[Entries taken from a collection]
################

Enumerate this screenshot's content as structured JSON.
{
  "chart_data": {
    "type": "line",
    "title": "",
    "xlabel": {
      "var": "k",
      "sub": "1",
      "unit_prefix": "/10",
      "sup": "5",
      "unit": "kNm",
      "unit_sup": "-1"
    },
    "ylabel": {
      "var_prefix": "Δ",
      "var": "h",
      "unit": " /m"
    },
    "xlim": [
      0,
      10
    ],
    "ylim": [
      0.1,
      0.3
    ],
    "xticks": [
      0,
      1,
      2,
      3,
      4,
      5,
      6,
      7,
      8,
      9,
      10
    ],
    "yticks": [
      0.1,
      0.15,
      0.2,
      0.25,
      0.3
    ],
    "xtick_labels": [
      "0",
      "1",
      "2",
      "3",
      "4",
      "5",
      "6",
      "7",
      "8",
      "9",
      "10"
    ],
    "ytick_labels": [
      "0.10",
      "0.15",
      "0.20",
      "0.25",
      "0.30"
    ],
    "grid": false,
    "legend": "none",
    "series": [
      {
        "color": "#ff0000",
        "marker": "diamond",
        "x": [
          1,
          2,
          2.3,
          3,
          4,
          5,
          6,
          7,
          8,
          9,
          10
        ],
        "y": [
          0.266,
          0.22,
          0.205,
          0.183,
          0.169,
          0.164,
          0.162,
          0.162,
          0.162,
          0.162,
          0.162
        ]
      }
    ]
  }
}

################

**Problem description**
Extract all of the data exactly as written.

**Result of the task**
Enumerate this screenshot's content as structured JSON.
{
  "chart_data": {
    "type": "line",
    "title": "",
    "xlabel": {
      "var": "k",
      "sub": "1",
      "unit_prefix": "/10",
      "sup": "5",
      "unit": "kNm",
      "unit_sup": "-1"
    },
    "ylabel": {
      "var_prefix": "Δ",
      "var": "h",
      "unit": " /m"
    },
    "xlim": [
      0,
      10
    ],
    "ylim": [
      0.1,
      0.3
    ],
    "xticks": [
      0,
      1,
      2,
      3,
      4,
      5,
      6,
      7,
      8,
      9,
      10
    ],
    "yticks": [
      0.1,
      0.15,
      0.2,
      0.25,
      0.3
    ],
    "xtick_labels": [
      "0",
      "1",
      "2",
      "3",
      "4",
      "5",
      "6",
      "7",
      "8",
      "9",
      "10"
    ],
    "ytick_labels": [
      "0.10",
      "0.15",
      "0.20",
      "0.25",
      "0.30"
    ],
    "grid": false,
    "legend": "none",
    "series": [
      {
        "color": "#ff0000",
        "marker": "diamond",
        "x": [
          1,
          2,
          2.3,
          3,
          4,
          5,
          6,
          7,
          8,
          9,
          10
        ],
        "y": [
          0.266,
          0.22,
          0.205,
          0.183,
          0.169,
          0.164,
          0.162,
          0.162,
          0.162,
          0.162,
          0.162
        ]
      }
    ]
  }
}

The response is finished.